▸ **EXTRACTED RECORDS**

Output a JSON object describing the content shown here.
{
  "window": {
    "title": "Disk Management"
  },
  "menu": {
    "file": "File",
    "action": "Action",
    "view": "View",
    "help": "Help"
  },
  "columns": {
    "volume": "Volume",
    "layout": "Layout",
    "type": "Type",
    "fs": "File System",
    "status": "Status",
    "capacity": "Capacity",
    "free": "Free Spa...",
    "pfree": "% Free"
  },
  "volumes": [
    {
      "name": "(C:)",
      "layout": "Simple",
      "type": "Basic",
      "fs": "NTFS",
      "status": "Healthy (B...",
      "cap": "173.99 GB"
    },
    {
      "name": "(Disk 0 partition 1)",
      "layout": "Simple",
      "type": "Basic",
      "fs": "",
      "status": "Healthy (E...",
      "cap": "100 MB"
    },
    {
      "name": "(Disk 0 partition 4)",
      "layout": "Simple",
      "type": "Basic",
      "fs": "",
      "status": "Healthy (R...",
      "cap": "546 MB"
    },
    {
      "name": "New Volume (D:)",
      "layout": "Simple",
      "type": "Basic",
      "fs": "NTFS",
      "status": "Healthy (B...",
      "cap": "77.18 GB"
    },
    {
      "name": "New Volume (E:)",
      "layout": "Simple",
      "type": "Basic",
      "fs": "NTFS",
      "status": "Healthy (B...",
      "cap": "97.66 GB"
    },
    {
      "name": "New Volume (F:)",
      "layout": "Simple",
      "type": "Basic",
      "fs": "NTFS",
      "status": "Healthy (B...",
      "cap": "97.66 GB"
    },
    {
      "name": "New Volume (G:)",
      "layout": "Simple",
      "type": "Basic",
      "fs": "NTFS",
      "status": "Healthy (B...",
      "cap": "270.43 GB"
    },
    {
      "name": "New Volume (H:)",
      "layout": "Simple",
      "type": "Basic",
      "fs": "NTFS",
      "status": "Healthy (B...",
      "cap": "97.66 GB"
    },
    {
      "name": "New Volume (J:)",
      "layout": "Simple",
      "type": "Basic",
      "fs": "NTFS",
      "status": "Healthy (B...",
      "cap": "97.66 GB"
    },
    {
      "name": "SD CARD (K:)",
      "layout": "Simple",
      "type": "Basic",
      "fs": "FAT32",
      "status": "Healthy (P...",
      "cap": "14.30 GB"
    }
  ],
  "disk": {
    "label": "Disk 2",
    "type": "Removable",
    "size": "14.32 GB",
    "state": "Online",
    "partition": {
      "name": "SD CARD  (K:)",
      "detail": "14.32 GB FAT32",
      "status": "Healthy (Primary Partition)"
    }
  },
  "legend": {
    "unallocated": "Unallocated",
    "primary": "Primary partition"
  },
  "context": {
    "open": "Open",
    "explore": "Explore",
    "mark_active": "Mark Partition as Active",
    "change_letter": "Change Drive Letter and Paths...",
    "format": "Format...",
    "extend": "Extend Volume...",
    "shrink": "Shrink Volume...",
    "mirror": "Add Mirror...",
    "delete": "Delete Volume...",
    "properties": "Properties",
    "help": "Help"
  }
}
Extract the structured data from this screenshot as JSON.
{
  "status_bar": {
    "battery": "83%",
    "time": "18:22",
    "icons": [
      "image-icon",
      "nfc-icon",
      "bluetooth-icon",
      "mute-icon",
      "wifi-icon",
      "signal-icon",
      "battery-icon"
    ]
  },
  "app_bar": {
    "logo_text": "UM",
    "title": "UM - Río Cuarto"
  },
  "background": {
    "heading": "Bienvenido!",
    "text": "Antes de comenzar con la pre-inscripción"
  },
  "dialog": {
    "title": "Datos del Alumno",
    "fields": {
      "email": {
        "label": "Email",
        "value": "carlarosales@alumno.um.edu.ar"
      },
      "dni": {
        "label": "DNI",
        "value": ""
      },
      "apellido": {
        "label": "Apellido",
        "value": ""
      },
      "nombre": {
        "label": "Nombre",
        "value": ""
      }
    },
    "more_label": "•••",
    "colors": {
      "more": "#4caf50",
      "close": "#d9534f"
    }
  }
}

▸ **WORK REQUIRED**
Each line from the one with "Extract the structured" through the last line of the records must be written out word for word. Include nothing else.

▸ **CORRECT ANSWER**
Extract the structured data from this screenshot as JSON.
{
  "status_bar": {
    "battery": "83%",
    "time": "18:22",
    "icons": [
      "image-icon",
      "nfc-icon",
      "bluetooth-icon",
      "mute-icon",
      "wifi-icon",
      "signal-icon",
      "battery-icon"
    ]
  },
  "app_bar": {
    "logo_text": "UM",
    "title": "UM - Río Cuarto"
  },
  "background": {
    "heading": "Bienvenido!",
    "text": "Antes de comenzar con la pre-inscripción"
  },
  "dialog": {
    "title": "Datos del Alumno",
    "fields": {
      "email": {
        "label": "Email",
        "value": "carlarosales@alumno.um.edu.ar"
      },
      "dni": {
        "label": "DNI",
        "value": ""
      },
      "apellido": {
        "label": "Apellido",
        "value": ""
      },
      "nombre": {
        "label": "Nombre",
        "value": ""
      }
    },
    "more_label": "•••",
    "colors": {
      "more": "#4caf50",
      "close": "#d9534f"
    }
  }
}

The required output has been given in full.